* [GIVEN TEXT]:

= Al-Mutawakkil al-Muhsin =

Al-Mutawakkil al-Muhsin (died July 29, 1878) was an Imam who claimed the Zaidi state of Yemen in 1855–1878, in rivalry with several other contenders and with the invading Turks. His highly contested reign saw the temporary end of the independent Yemeni state.

==Imamate==
===Contest for San'a===

Al-Muhsin bin Ahmad was a Sayyid from Shaharah, a stronghold north of the capital San'a, and he was therefore also known as ash-Shahari. He was a 15th-generation descendant of the imam al-Mutawakkil al-Mutahhar bin Yahya (d. 1298). Al-Muhsin lived in a time of great political turbulence in Yemen. Ottoman troops intervened in highland Yemen in 1849 but then withdrew, leaving the remains of the Zaidi state to its own devices up to 1872. Several contenders for the Zaidi imamate arose in the wake of this event: al-Mansur Ahmad (1849–1853), al-Hadi Ghalib (1851–1852), al-Mansur Muhammad (1853–1890), and al-Mansur al-Husayn III (1859–1863). The various imams were locally based and only held power for brief terms in San'a itself. Al-Muhsin claimed the imamate in 1855, and again in 1857, under the name al-Mutawakkil al-Muhsin. It was only in 1860, however, that the tribes close to San'a heeded his claim; the tribesmen feared the growing power of the Isma'ili Makramah polity, which was heretic from the Zaidi point of view.

* [PROVIDED RECORDS]:
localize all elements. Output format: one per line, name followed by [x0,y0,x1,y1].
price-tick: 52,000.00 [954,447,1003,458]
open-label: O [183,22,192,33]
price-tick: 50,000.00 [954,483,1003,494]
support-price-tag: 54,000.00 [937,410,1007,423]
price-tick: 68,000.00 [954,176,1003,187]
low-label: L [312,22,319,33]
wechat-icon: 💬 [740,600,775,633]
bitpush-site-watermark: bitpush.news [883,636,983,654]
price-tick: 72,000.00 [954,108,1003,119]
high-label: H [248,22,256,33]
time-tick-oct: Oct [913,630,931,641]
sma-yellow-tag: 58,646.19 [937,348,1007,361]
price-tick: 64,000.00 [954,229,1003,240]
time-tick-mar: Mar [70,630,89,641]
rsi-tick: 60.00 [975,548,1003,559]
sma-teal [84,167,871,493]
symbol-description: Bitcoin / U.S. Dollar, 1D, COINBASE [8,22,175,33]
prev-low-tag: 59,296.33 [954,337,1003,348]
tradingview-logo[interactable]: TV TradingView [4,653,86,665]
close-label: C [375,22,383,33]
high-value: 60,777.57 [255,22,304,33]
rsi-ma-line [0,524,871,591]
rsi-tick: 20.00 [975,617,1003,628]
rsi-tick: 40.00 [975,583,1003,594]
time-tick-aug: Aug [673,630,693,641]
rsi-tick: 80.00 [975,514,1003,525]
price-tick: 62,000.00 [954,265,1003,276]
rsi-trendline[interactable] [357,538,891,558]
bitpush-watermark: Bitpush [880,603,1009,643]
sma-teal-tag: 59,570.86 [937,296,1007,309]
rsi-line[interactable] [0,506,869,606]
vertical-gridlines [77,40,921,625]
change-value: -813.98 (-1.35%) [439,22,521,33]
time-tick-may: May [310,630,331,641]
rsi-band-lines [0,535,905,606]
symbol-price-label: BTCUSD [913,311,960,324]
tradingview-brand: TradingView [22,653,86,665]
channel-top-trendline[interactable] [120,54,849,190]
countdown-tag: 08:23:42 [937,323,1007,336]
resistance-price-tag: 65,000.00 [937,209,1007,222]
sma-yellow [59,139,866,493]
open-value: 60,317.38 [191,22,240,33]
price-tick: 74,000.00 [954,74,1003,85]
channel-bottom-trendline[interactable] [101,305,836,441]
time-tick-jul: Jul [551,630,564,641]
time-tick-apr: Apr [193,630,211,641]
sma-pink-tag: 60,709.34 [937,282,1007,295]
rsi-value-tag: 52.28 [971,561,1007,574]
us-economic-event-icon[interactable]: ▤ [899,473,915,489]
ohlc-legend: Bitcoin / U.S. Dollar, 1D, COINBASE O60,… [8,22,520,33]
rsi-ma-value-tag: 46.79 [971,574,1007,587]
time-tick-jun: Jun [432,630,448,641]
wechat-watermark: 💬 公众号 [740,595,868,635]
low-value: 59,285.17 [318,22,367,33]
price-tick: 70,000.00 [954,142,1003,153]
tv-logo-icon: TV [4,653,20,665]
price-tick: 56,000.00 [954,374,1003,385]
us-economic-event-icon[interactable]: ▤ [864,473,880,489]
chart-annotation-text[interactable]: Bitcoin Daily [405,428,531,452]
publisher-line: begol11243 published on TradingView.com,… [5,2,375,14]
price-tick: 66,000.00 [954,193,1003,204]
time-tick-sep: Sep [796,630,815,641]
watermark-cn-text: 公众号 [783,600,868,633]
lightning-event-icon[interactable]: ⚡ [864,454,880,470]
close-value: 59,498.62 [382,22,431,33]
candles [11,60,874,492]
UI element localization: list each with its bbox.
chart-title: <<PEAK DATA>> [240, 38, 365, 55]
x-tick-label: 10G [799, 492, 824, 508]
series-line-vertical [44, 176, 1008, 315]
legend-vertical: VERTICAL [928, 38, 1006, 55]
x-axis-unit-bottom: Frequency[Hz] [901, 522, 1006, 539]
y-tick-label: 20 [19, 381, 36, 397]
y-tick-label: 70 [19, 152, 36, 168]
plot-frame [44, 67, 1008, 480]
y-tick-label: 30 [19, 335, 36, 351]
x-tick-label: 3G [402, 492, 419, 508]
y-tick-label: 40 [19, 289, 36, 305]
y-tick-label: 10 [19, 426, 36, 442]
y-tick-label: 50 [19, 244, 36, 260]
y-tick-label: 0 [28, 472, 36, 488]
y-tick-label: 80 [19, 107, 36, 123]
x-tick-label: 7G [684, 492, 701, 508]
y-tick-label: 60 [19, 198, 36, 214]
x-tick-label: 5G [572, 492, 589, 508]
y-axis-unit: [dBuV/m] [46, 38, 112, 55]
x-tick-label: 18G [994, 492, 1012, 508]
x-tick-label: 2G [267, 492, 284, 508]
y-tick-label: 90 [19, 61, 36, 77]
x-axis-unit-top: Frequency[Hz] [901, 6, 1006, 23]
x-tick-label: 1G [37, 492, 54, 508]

* [SET OF TASKS]:
a) Can you reproduce everything from "Al-Mutawakkil al-Muhsin (died" down to "independent Yemeni state." in the Al-Mutawakkil al-Muhsin article?
b) Would you condense the paragraph beginning "Al-Muhsin bin Ahmad was a Sayyid" in the Al-Mutawakkil al-Muhsin article into a short bulleted list of its main facts?

* [RESULTS FOR THE EXERCISE]:
a)
Al-Mutawakkil al-Muhsin (died July 29, 1878) was an Imam who claimed the Zaidi state of Yemen in 1855–1878, in rivalry with several other contenders and with the invading Turks. His highly contested reign saw the temporary end of the independent Yemeni state.

b)
- Al-Muhsin bin Ahmad was a Sayyid from Shaharah, a stronghold north of San'a. He was also known as ash-Shahari.
- He was a 15th-generation descendant of imam al-Mutawakkil al-Mutahhar bin Yahya (d. 1298).
- Ottoman troops entered highland Yemen in 1849 and then withdrew. The Zaidi state was left on its own until 1872.
- Several rival imams arose: al-Mansur Ahmad (1849–1853), al-Hadi Ghalib (1851–1852), al-Mansur Muhammad (1853–1890) and al-Mansur al-Husayn III (1859–1863). Each had a local base and held San'a only briefly.
- He claimed the imamate as al-Mutawakkil al-Muhsin in 1855 and again in 1857.
- The tribes near San'a accepted his claim only in 1860. They feared the growing Isma'ili Makramah polity, which the Zaidis considered heretic.